◆ Brief ◆
Count the lines below that contain the word "name", and reply with that number alone.

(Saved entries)
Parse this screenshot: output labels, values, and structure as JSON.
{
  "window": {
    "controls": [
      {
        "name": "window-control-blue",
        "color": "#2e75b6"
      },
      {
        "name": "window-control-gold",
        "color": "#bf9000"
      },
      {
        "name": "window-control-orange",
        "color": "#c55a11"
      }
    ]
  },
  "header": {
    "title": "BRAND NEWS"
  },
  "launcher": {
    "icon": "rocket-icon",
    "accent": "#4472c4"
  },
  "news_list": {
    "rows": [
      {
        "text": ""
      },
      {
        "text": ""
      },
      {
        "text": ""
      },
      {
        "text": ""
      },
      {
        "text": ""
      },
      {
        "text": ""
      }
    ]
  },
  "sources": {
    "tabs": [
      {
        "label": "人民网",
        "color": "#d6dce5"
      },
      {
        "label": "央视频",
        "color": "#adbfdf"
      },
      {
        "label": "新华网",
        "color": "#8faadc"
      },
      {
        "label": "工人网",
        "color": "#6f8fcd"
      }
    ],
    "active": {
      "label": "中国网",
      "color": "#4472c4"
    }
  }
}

◆ Exercise result ◆
3